**Objective**
State the number of lines with the string "felig" in them, and nothing else.

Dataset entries
***

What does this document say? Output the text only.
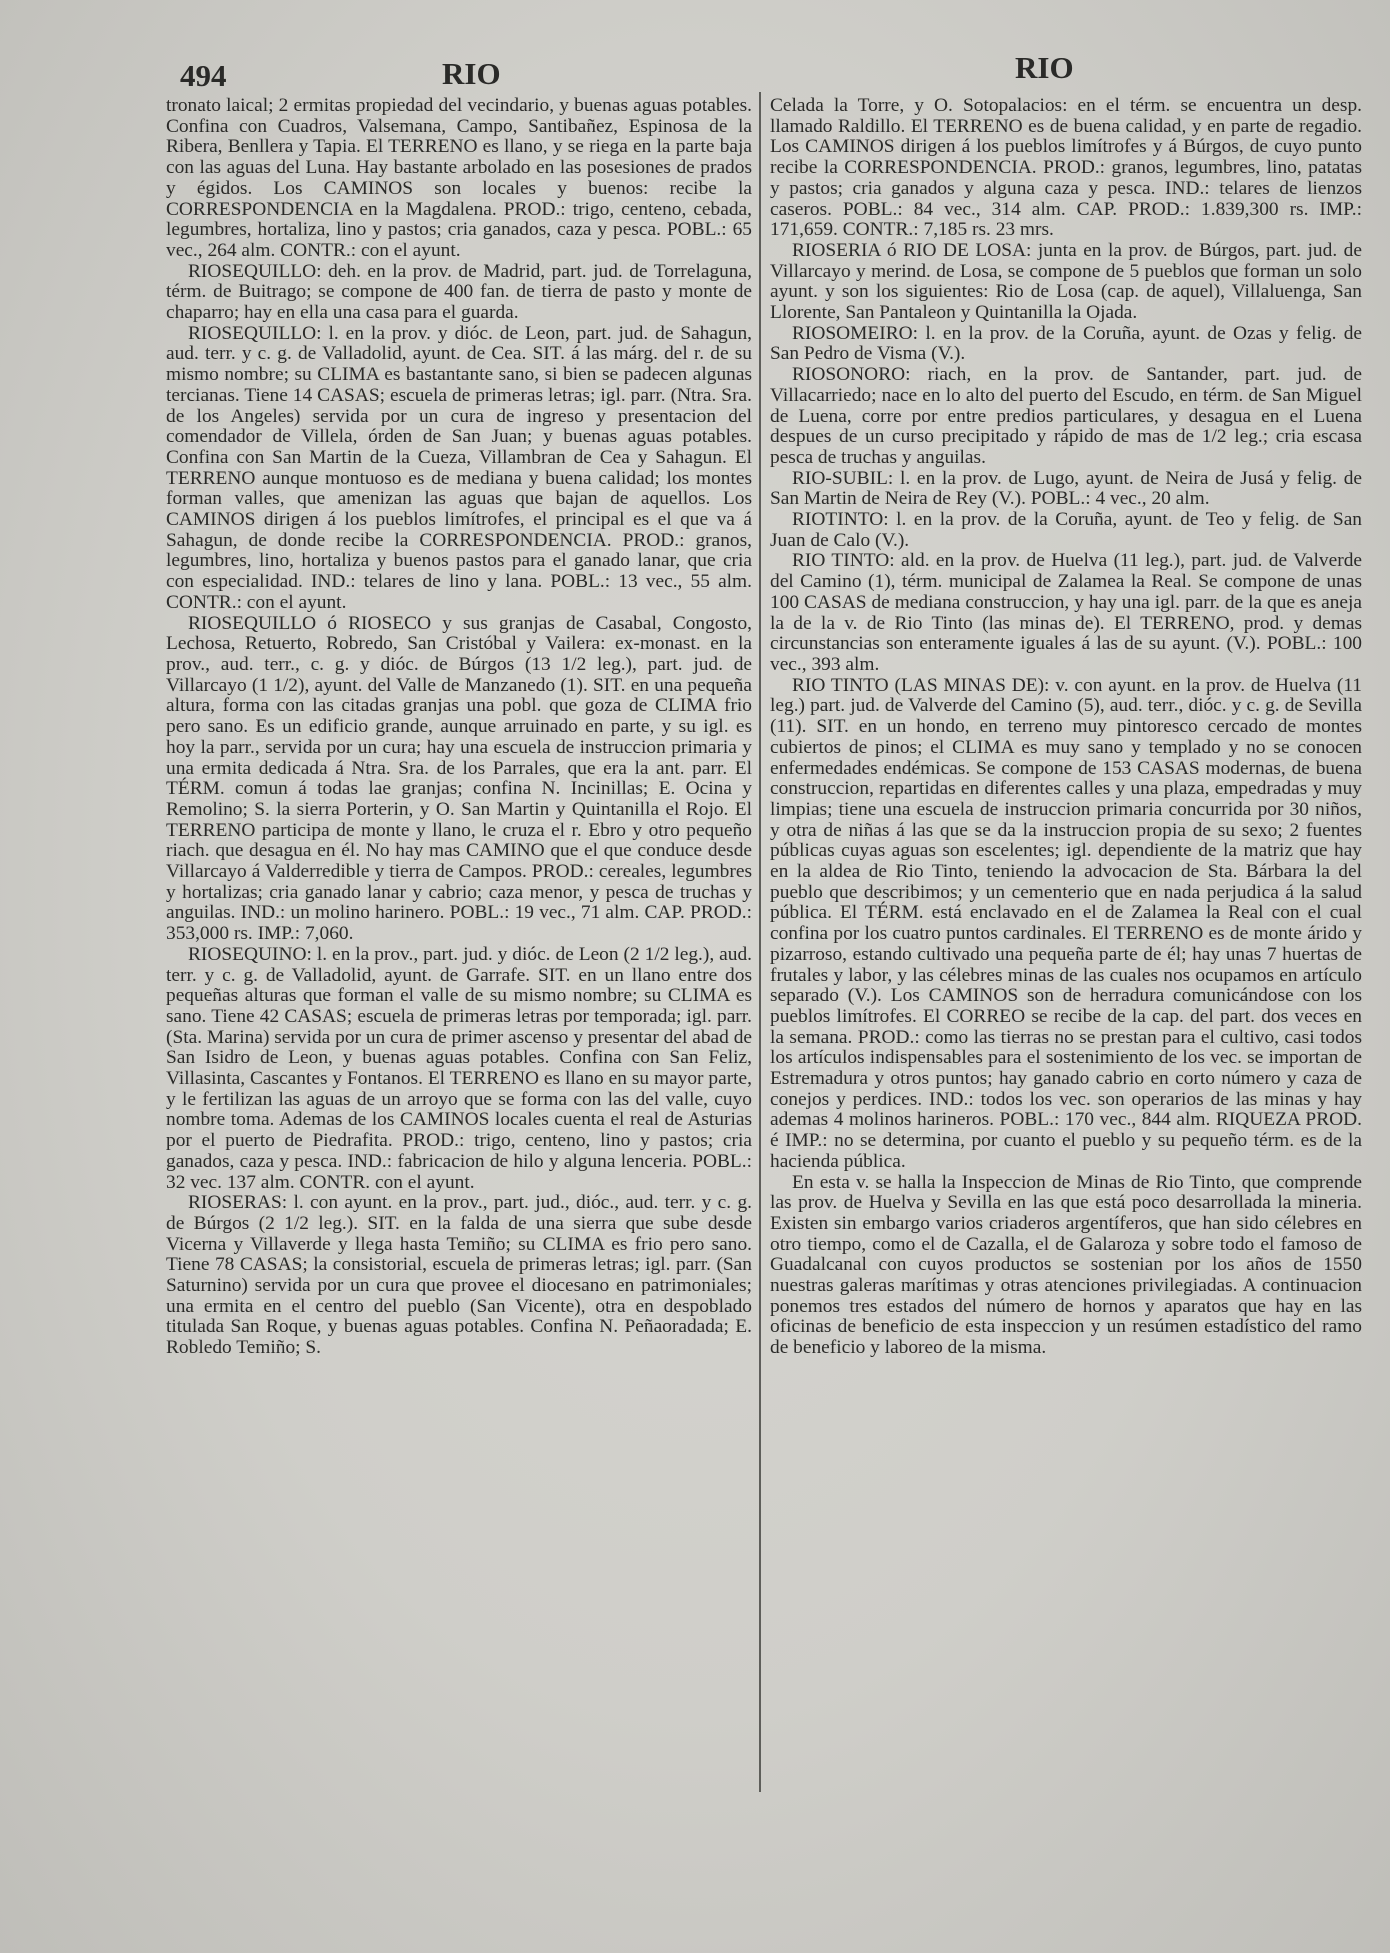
494	RIO	RIO

tronato laical; 2 ermitas propiedad del vecindario, y buenas aguas potables. Confina con Cuadros, Valsemana, Campo, Santibañez, Espinosa de la Ribera, Benllera y Tapia. El TERRENO es llano, y se riega en la parte baja con las aguas del Luna. Hay bastante arbolado en las posesiones de prados y égidos. Los CAMINOS son locales y buenos: recibe la CORRESPONDENCIA en la Magdalena. PROD.: trigo, centeno, cebada, legumbres, hortaliza, lino y pastos; cria ganados, caza y pesca. POBL.: 65 vec., 264 alm. CONTR.: con el ayunt.

RIOSEQUILLO: deh. en la prov. de Madrid, part. jud. de Torrelaguna, térm. de Buitrago; se compone de 400 fan. de tierra de pasto y monte de chaparro; hay en ella una casa para el guarda.

RIOSEQUILLO: l. en la prov. y dióc. de Leon, part. jud. de Sahagun, aud. terr. y c. g. de Valladolid, ayunt. de Cea. SIT. á las márg. del r. de su mismo nombre; su CLIMA es bastantante sano, si bien se padecen algunas tercianas. Tiene 14 CASAS; escuela de primeras letras; igl. parr. (Ntra. Sra. de los Angeles) servida por un cura de ingreso y presentacion del comendador de Villela, órden de San Juan; y buenas aguas potables. Confina con San Martin de la Cueza, Villambran de Cea y Sahagun. El TERRENO aunque montuoso es de mediana y buena calidad; los montes forman valles, que amenizan las aguas que bajan de aquellos. Los CAMINOS dirigen á los pueblos limítrofes, el principal es el que va á Sahagun, de donde recibe la CORRESPONDENCIA. PROD.: granos, legumbres, lino, hortaliza y buenos pastos para el ganado lanar, que cria con especialidad. IND.: telares de lino y lana. POBL.: 13 vec., 55 alm. CONTR.: con el ayunt.

RIOSEQUILLO ó RIOSECO y sus granjas de Casabal, Congosto, Lechosa, Retuerto, Robredo, San Cristóbal y Vailera: ex-monast. en la prov., aud. terr., c. g. y dióc. de Búrgos (13 1/2 leg.), part. jud. de Villarcayo (1 1/2), ayunt. del Valle de Manzanedo (1). SIT. en una pequeña altura, forma con las citadas granjas una pobl. que goza de CLIMA frio pero sano. Es un edificio grande, aunque arruinado en parte, y su igl. es hoy la parr., servida por un cura; hay una escuela de instruccion primaria y una ermita dedicada á Ntra. Sra. de los Parrales, que era la ant. parr. El TÉRM. comun á todas lae granjas; confina N. Incinillas; E. Ocina y Remolino; S. la sierra Porterin, y O. San Martin y Quintanilla el Rojo. El TERRENO participa de monte y llano, le cruza el r. Ebro y otro pequeño riach. que desagua en él. No hay mas CAMINO que el que conduce desde Villarcayo á Valderredible y tierra de Campos. PROD.: cereales, legumbres y hortalizas; cria ganado lanar y cabrio; caza menor, y pesca de truchas y anguilas. IND.: un molino harinero. POBL.: 19 vec., 71 alm. CAP. PROD.: 353,000 rs. IMP.: 7,060.

RIOSEQUINO: l. en la prov., part. jud. y dióc. de Leon (2 1/2 leg.), aud. terr. y c. g. de Valladolid, ayunt. de Garrafe. SIT. en un llano entre dos pequeñas alturas que forman el valle de su mismo nombre; su CLIMA es sano. Tiene 42 CASAS; escuela de primeras letras por temporada; igl. parr. (Sta. Marina) servida por un cura de primer ascenso y presentar del abad de San Isidro de Leon, y buenas aguas potables. Confina con San Feliz, Villasinta, Cascantes y Fontanos. El TERRENO es llano en su mayor parte, y le fertilizan las aguas de un arroyo que se forma con las del valle, cuyo nombre toma. Ademas de los CAMINOS locales cuenta el real de Asturias por el puerto de Piedrafita. PROD.: trigo, centeno, lino y pastos; cria ganados, caza y pesca. IND.: fabricacion de hilo y alguna lenceria. POBL.: 32 vec. 137 alm. CONTR. con el ayunt.

RIOSERAS: l. con ayunt. en la prov., part. jud., dióc., aud. terr. y c. g. de Búrgos (2 1/2 leg.). SIT. en la falda de una sierra que sube desde Vicerna y Villaverde y llega hasta Temiño; su CLIMA es frio pero sano. Tiene 78 CASAS; la consistorial, escuela de primeras letras; igl. parr. (San Saturnino) servida por un cura que provee el diocesano en patrimoniales; una ermita en el centro del pueblo (San Vicente), otra en despoblado titulada San Roque, y buenas aguas potables. Confina N. Peñaoradada; E. Robledo Temiño; S.

Celada la Torre, y O. Sotopalacios: en el térm. se encuentra un desp. llamado Raldillo. El TERRENO es de buena calidad, y en parte de regadio. Los CAMINOS dirigen á los pueblos limítrofes y á Búrgos, de cuyo punto recibe la CORRESPONDENCIA. PROD.: granos, legumbres, lino, patatas y pastos; cria ganados y alguna caza y pesca. IND.: telares de lienzos caseros. POBL.: 84 vec., 314 alm. CAP. PROD.: 1.839,300 rs. IMP.: 171,659. CONTR.: 7,185 rs. 23 mrs.

RIOSERIA ó RIO DE LOSA: junta en la prov. de Búrgos, part. jud. de Villarcayo y merind. de Losa, se compone de 5 pueblos que forman un solo ayunt. y son los siguientes: Rio de Losa (cap. de aquel), Villaluenga, San Llorente, San Pantaleon y Quintanilla la Ojada.

RIOSOMEIRO: l. en la prov. de la Coruña, ayunt. de Ozas y felig. de San Pedro de Visma (V.).

RIOSONORO: riach, en la prov. de Santander, part. jud. de Villacarriedo; nace en lo alto del puerto del Escudo, en térm. de San Miguel de Luena, corre por entre predios particulares, y desagua en el Luena despues de un curso precipitado y rápido de mas de 1/2 leg.; cria escasa pesca de truchas y anguilas.

RIO-SUBIL: l. en la prov. de Lugo, ayunt. de Neira de Jusá y felig. de San Martin de Neira de Rey (V.). POBL.: 4 vec., 20 alm.

RIOTINTO: l. en la prov. de la Coruña, ayunt. de Teo y felig. de San Juan de Calo (V.).

RIO TINTO: ald. en la prov. de Huelva (11 leg.), part. jud. de Valverde del Camino (1), térm. municipal de Zalamea la Real. Se compone de unas 100 CASAS de mediana construccion, y hay una igl. parr. de la que es aneja la de la v. de Rio Tinto (las minas de). El TERRENO, prod. y demas circunstancias son enteramente iguales á las de su ayunt. (V.). POBL.: 100 vec., 393 alm.

RIO TINTO (LAS MINAS DE): v. con ayunt. en la prov. de Huelva (11 leg.) part. jud. de Valverde del Camino (5), aud. terr., dióc. y c. g. de Sevilla (11). SIT. en un hondo, en terreno muy pintoresco cercado de montes cubiertos de pinos; el CLIMA es muy sano y templado y no se conocen enfermedades endémicas. Se compone de 153 CASAS modernas, de buena construccion, repartidas en diferentes calles y una plaza, empedradas y muy limpias; tiene una escuela de instruccion primaria concurrida por 30 niños, y otra de niñas á las que se da la instruccion propia de su sexo; 2 fuentes públicas cuyas aguas son escelentes; igl. dependiente de la matriz que hay en la aldea de Rio Tinto, teniendo la advocacion de Sta. Bárbara la del pueblo que describimos; y un cementerio que en nada perjudica á la salud pública. El TÉRM. está enclavado en el de Zalamea la Real con el cual confina por los cuatro puntos cardinales. El TERRENO es de monte árido y pizarroso, estando cultivado una pequeña parte de él; hay unas 7 huertas de frutales y labor, y las célebres minas de las cuales nos ocupamos en artículo separado (V.). Los CAMINOS son de herradura comunicándose con los pueblos limítrofes. El CORREO se recibe de la cap. del part. dos veces en la semana. PROD.: como las tierras no se prestan para el cultivo, casi todos los artículos indispensables para el sostenimiento de los vec. se importan de Estremadura y otros puntos; hay ganado cabrio en corto número y caza de conejos y perdices. IND.: todos los vec. son operarios de las minas y hay ademas 4 molinos harineros. POBL.: 170 vec., 844 alm. RIQUEZA PROD. é IMP.: no se determina, por cuanto el pueblo y su pequeño térm. es de la hacienda pública.

En esta v. se halla la Inspeccion de Minas de Rio Tinto, que comprende las prov. de Huelva y Sevilla en las que está poco desarrollada la mineria. Existen sin embargo varios criaderos argentíferos, que han sido célebres en otro tiempo, como el de Cazalla, el de Galaroza y sobre todo el famoso de Guadalcanal con cuyos productos se sostenian por los años de 1550 nuestras galeras marítimas y otras atenciones privilegiadas. A continuacion ponemos tres estados del número de hornos y aparatos que hay en las oficinas de beneficio de esta inspeccion y un resúmen estadístico del ramo de beneficio y laboreo de la misma.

***

**Response for this exercise**
3